• REQUIREMENTS:
1/ In the passage on UK defence acquisition reform, reproduce word for word the stretch from "This chapter considers" through "and ineffective activity.".
2/ Resume the passage on UK defence acquisition reform, writing onward from its last sentence.

This chapter considers the defence acquisition change agenda in the United Kingdom from 1997 onwards. The work considers the organisations, practices and values of smart acquisition and discusses those forces that championed its implementation. Taking a critical stance, it positions the change discourse as a broader case study of the wider western narrative of defence. The chapter considers smart acquisition as a vehcle of this change which, ultimately, presents as a circular and ineffective activity.
TopSmart Acquision: The Post-1997 Reform
Of course, the policies and processes governing the procurement of military equipment have to address a number of imponderables and unknowns such as future political and military alliances, the pace, effectiveness and impact of emerging technologies, the nature of future threats, and political will. In addition to all of this, the military procurement process must successfully project manage, design, construct and deliver programme lines that are acknowledged to be amongst the most complex in the world in an environment that is far from conducive to the deployment of oft-perceived best practice acquisition competencies and processes.

• PROVIDED DATA:
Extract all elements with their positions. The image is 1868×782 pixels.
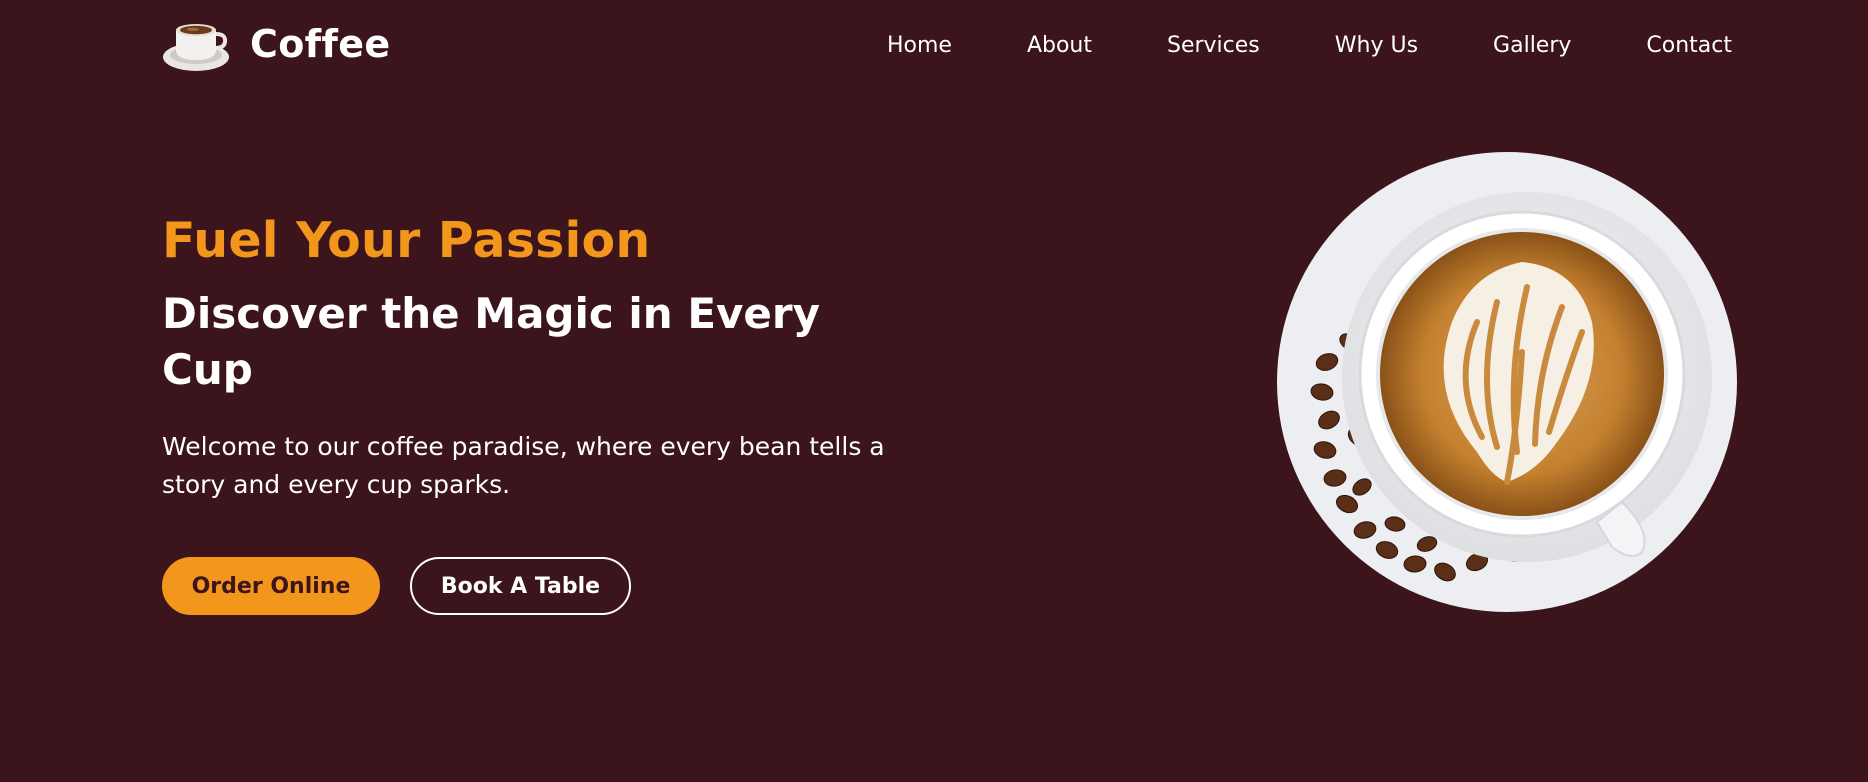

• ANSWERS FOR THIS EXERCISE:
1/
This chapter considers the defence acquisition change agenda in the United Kingdom from 1997 onwards. The work considers the organisations, practices and values of smart acquisition and discusses those forces that championed its implementation. Taking a critical stance, it positions the change discourse as a broader case study of the wider western narrative of defence. The chapter considers smart acquisition as a vehcle of this change which, ultimately, presents as a circular and ineffective activity.

2/
Perhaps driven by the complexities of military procurement, as early as 1958 it was found that the actual costs of equipment programmes for UK defence were almost three times the forecast projected values of these programmes at their inception (HCDC, 1998). Indeed, as early as 1961, the British government attempted to improve a failing defence procurement process by requiring every major programme to state the capability required of the equipment being purchased, the main technical risks to delivery, and the key performance parameters (Office for the Minister of Science, 1961). The Gibb-Zuckerman reforms, as the changes arising from the 1961 report came to be known, were reviewed in 1968 revealing the following insights. Costs and delays had continued to rise during the 1960s, and the defence procurement process was far from under control. Indeed, complex systems that had consumed vast resources, such as the Seabug missile, were pronounced obsolete in the mid-1960s, the programme scrapped and the investment lost (Page, 2006).
Government’s response to a defence procurement process which was overspending was to establish a committee. Chaired by William Downey, a civil servant, this standing board was known as ‘The Steering Group on Development Cost Estimating.’ This committee established the Downey reforms, as they became known, which:
… governed all significant projects for the next 30 years…Downey recommended that each phase must be fully completed before the next phase began…so that full development could be launched with confidence that projects would meet performance, cost and timescale targets. (Kincaid, 1999, p. 21)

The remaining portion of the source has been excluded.